Supplied data:
>>>

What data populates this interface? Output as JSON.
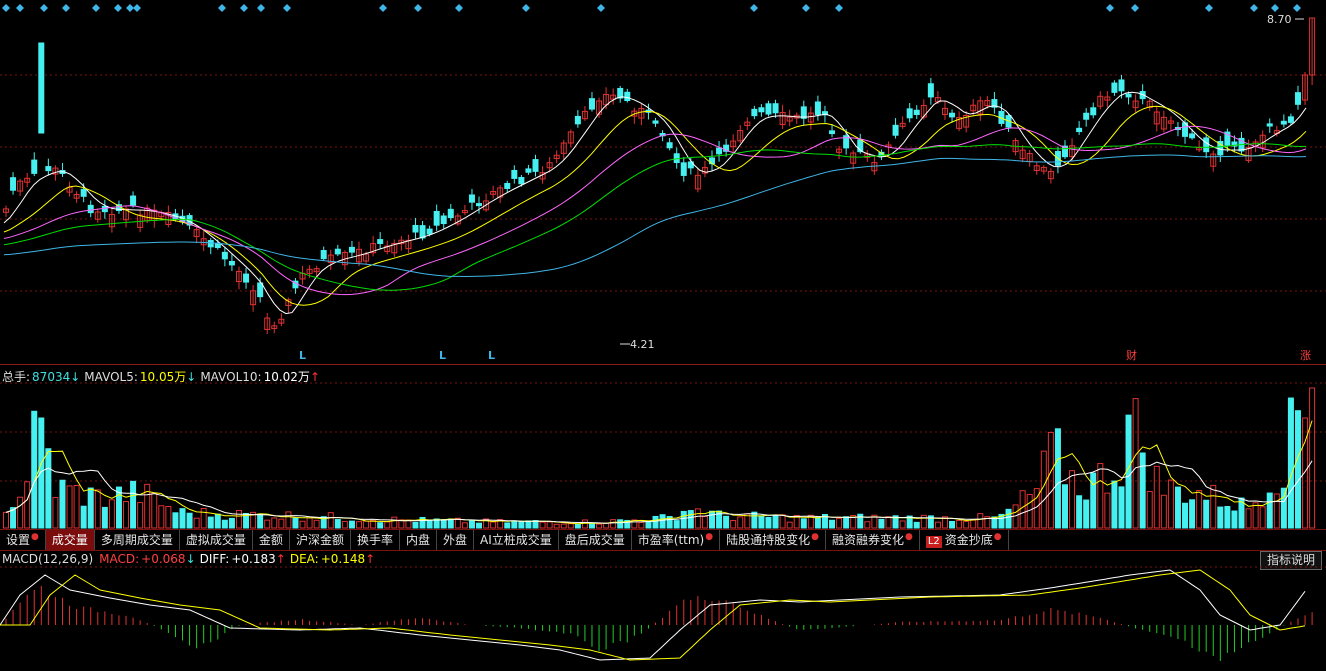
{
  "price_panel": {
    "high_label": "8.70",
    "low_label": "4.21",
    "signal_label": "L",
    "news_label": "财",
    "limit_label": "涨",
    "colors": {
      "up": "#e03232",
      "down": "#47f0f0",
      "ma5": "#ffffff",
      "ma10": "#ffff00",
      "ma20": "#ff66ff",
      "ma30": "#00dd00",
      "ma60": "#3fb6e8",
      "grid": "#7a1414",
      "marker": "#3fb6e8"
    }
  },
  "volume_panel": {
    "legend": [
      {
        "label": "总手:",
        "value": "87034",
        "arrow": "↓",
        "color": "#3fe0e0",
        "arrow_color": "#3fe0e0"
      },
      {
        "label": "MAVOL5:",
        "value": "10.05万",
        "arrow": "↓",
        "color": "#ffff00",
        "arrow_color": "#3fe0e0"
      },
      {
        "label": "MAVOL10:",
        "value": "10.02万",
        "arrow": "↑",
        "color": "#ffffff",
        "arrow_color": "#ff3333"
      }
    ]
  },
  "tabs": [
    {
      "label": "设置",
      "dot": true,
      "active": false
    },
    {
      "label": "成交量",
      "dot": false,
      "active": true
    },
    {
      "label": "多周期成交量",
      "dot": false,
      "active": false
    },
    {
      "label": "虚拟成交量",
      "dot": false,
      "active": false
    },
    {
      "label": "金额",
      "dot": false,
      "active": false
    },
    {
      "label": "沪深金额",
      "dot": false,
      "active": false
    },
    {
      "label": "换手率",
      "dot": false,
      "active": false
    },
    {
      "label": "内盘",
      "dot": false,
      "active": false
    },
    {
      "label": "外盘",
      "dot": false,
      "active": false
    },
    {
      "label": "AI立桩成交量",
      "dot": false,
      "active": false
    },
    {
      "label": "盘后成交量",
      "dot": false,
      "active": false
    },
    {
      "label": "市盈率(ttm)",
      "dot": true,
      "active": false
    },
    {
      "label": "陆股通持股变化",
      "dot": true,
      "active": false
    },
    {
      "label": "融资融券变化",
      "dot": true,
      "active": false
    },
    {
      "label": "资金抄底",
      "dot": true,
      "active": false,
      "badge": "L2"
    }
  ],
  "macd_panel": {
    "legend": [
      {
        "label": "MACD(12,26,9)",
        "value": "",
        "arrow": "",
        "color": "#dddddd",
        "arrow_color": "#dddddd"
      },
      {
        "label": "MACD:",
        "value": "+0.068",
        "arrow": "↓",
        "color": "#ff4040",
        "arrow_color": "#3fe0e0"
      },
      {
        "label": "DIFF:",
        "value": "+0.183",
        "arrow": "↑",
        "color": "#ffffff",
        "arrow_color": "#ff3333"
      },
      {
        "label": "DEA:",
        "value": "+0.148",
        "arrow": "↑",
        "color": "#ffff00",
        "arrow_color": "#ff3333"
      }
    ],
    "help_button": "指标说明"
  }
}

<<<

Task prompt: All of the data needs repeating exactly, but the pictures do not.

The result:
What data populates this interface? Output as JSON.
{
  "price_panel": {
    "high_label": "8.70",
    "low_label": "4.21",
    "signal_label": "L",
    "news_label": "财",
    "limit_label": "涨",
    "colors": {
      "up": "#e03232",
      "down": "#47f0f0",
      "ma5": "#ffffff",
      "ma10": "#ffff00",
      "ma20": "#ff66ff",
      "ma30": "#00dd00",
      "ma60": "#3fb6e8",
      "grid": "#7a1414",
      "marker": "#3fb6e8"
    }
  },
  "volume_panel": {
    "legend": [
      {
        "label": "总手:",
        "value": "87034",
        "arrow": "↓",
        "color": "#3fe0e0",
        "arrow_color": "#3fe0e0"
      },
      {
        "label": "MAVOL5:",
        "value": "10.05万",
        "arrow": "↓",
        "color": "#ffff00",
        "arrow_color": "#3fe0e0"
      },
      {
        "label": "MAVOL10:",
        "value": "10.02万",
        "arrow": "↑",
        "color": "#ffffff",
        "arrow_color": "#ff3333"
      }
    ]
  },
  "tabs": [
    {
      "label": "设置",
      "dot": true,
      "active": false
    },
    {
      "label": "成交量",
      "dot": false,
      "active": true
    },
    {
      "label": "多周期成交量",
      "dot": false,
      "active": false
    },
    {
      "label": "虚拟成交量",
      "dot": false,
      "active": false
    },
    {
      "label": "金额",
      "dot": false,
      "active": false
    },
    {
      "label": "沪深金额",
      "dot": false,
      "active": false
    },
    {
      "label": "换手率",
      "dot": false,
      "active": false
    },
    {
      "label": "内盘",
      "dot": false,
      "active": false
    },
    {
      "label": "外盘",
      "dot": false,
      "active": false
    },
    {
      "label": "AI立桩成交量",
      "dot": false,
      "active": false
    },
    {
      "label": "盘后成交量",
      "dot": false,
      "active": false
    },
    {
      "label": "市盈率(ttm)",
      "dot": true,
      "active": false
    },
    {
      "label": "陆股通持股变化",
      "dot": true,
      "active": false
    },
    {
      "label": "融资融券变化",
      "dot": true,
      "active": false
    },
    {
      "label": "资金抄底",
      "dot": true,
      "active": false,
      "badge": "L2"
    }
  ],
  "macd_panel": {
    "legend": [
      {
        "label": "MACD(12,26,9)",
        "value": "",
        "arrow": "",
        "color": "#dddddd",
        "arrow_color": "#dddddd"
      },
      {
        "label": "MACD:",
        "value": "+0.068",
        "arrow": "↓",
        "color": "#ff4040",
        "arrow_color": "#3fe0e0"
      },
      {
        "label": "DIFF:",
        "value": "+0.183",
        "arrow": "↑",
        "color": "#ffffff",
        "arrow_color": "#ff3333"
      },
      {
        "label": "DEA:",
        "value": "+0.148",
        "arrow": "↑",
        "color": "#ffff00",
        "arrow_color": "#ff3333"
      }
    ],
    "help_button": "指标说明"
  }
}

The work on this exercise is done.